### Work instructions
A) Name every software product, server, runtime, framework or format that the opaque-blobs text mentions by name, other than Poplar itself.
B) Answer these questions from the opaque-blobs text:
(i) By which field are opaque blobs identified?
(ii) For the inference use case to work regardless of the exporting framework, what must be enclosed in a Poplar executable blob?
(iii) What kind of data can frameworks store in opaque blobs?
C) Pick up the opaque-blobs text after its last sentence and carry it on.

Opaque blobs can be considered to be a “black box”. They can contain any information. Usually, they are used to store binary framework-specific information. They can usually only be interpreted by the framework that created them. An exception to this rule is the inference use case. Triton Server which is supported by the Poplar Triton Backend and Model Runtime are framework agnostic, which means that it doesn’t matter which framework exported the model, it can be used anyway. This assumes that all the functionality of the model is enclosed in a Poplar executable blob and there are no pre- or post- Poplar executable execution steps defined in, for example, a TensorFlow model.

Opaque blobs are used to help frameworks transition from fully opaque formats to a shared framework-agnostic format. Frameworks can use opaque blobs to store data which is not supported by PopEF.

Opaque blobs are identified by the name field (usually the name of the framework which generated them) and are linked to the given Poplar executable.

### Record set
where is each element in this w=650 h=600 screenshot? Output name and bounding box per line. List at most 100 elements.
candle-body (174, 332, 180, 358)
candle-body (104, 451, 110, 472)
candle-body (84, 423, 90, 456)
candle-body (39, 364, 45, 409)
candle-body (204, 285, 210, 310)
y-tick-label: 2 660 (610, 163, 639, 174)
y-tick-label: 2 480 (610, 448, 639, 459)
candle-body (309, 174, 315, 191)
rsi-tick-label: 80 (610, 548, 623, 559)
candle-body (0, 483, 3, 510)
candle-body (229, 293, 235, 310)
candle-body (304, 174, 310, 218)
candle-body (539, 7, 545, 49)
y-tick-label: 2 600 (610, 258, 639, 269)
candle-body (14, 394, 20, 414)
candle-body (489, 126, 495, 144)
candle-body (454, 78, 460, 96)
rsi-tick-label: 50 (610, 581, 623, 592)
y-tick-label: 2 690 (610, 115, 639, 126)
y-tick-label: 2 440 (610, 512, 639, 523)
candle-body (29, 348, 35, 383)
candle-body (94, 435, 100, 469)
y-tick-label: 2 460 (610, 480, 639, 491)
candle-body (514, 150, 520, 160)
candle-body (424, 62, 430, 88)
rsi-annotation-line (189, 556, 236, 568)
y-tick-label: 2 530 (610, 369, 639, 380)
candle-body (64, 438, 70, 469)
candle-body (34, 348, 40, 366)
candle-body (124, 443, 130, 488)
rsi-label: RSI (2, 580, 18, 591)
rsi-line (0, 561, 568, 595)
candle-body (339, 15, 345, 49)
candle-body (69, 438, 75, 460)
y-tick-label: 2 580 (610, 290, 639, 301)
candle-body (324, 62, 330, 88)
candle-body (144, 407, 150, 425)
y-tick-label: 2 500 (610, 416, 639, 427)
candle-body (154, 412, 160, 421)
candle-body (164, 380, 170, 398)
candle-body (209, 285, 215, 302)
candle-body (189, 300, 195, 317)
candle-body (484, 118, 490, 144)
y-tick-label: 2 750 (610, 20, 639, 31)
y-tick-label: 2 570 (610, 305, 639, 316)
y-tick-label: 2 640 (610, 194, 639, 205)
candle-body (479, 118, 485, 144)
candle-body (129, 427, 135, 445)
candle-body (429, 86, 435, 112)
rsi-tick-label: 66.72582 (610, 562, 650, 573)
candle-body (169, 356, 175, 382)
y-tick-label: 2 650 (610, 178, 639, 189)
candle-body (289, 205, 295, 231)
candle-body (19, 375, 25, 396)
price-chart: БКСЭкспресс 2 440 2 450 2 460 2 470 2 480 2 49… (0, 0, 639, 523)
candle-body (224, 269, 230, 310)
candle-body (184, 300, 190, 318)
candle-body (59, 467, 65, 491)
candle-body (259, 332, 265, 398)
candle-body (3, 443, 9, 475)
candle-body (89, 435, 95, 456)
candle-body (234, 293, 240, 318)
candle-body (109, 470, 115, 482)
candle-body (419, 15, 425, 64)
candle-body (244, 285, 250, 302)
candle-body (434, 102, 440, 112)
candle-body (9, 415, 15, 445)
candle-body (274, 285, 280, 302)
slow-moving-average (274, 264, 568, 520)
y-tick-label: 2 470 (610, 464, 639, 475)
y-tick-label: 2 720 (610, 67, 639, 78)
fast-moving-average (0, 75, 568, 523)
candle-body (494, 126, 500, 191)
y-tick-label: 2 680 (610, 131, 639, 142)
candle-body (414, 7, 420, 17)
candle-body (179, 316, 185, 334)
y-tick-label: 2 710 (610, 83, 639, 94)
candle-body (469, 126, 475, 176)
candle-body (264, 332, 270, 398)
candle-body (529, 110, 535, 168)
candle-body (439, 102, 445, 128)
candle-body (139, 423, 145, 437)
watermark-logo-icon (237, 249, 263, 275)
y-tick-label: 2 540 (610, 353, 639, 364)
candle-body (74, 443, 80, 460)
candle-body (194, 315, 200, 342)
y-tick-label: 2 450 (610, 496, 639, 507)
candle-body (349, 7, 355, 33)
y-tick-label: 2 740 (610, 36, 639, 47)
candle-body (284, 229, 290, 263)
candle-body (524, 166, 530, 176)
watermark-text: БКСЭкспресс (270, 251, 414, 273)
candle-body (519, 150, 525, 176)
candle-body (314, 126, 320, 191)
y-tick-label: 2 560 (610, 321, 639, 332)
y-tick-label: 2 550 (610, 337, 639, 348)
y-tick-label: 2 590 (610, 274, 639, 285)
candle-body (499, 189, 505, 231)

### Expected answers
A) Triton Server, Poplar Triton Backend, Model Runtime, TensorFlow, PopEF

B)
(i) The name field, which is usually the name of the framework that generated them.
(ii) All the functionality of the model, with no pre- or post-Poplar-executable execution steps defined in, for example, a TensorFlow model.
(iii) Data that is not supported by PopEF.

C)
2.6. PopEF file analysis

The Poplar SDK includes the popef_dump tool. This allows you to analyze a PopEF file without using the C++ or Python API. It shows the file structure and indicates which blobs are included, with basic information about each blob (it displays all the information in the case of a Metadata blob). However, it does not allow you to view the binary content of the blobs. The popef_dump tool allows you to read several files at the same time.

popef_dump has the following syntax:

popef_dump [options] <popef file path> [<popef file path>]...

The available popef_dump options are

--all

Display all the PopEF information listed below.

-m [ --metadata ]

Display the content of Metadata blobs. Metadata blobs contain the information necessary to load and run a Poplar executable.

-a [ --anchors ]

Display information for anchors. This includes string handles that the runtime needs to connect callbacks to. Anchors contain all the necessary information to allow you to manage model inputs and outputs.

-u [ --user-anchors ]

Display user-provided inputs and outputs. That is, a list of the anchors that are not associated with either Tensor data or Feed data blobs. In these cases, you must provide that data for the program when executing the model, because the anchor only contains information about the tensor and not any of its data.

-e [ --execs ]

Display information for Poplar executable blobs. These blobs contain a serialised Poplar executable.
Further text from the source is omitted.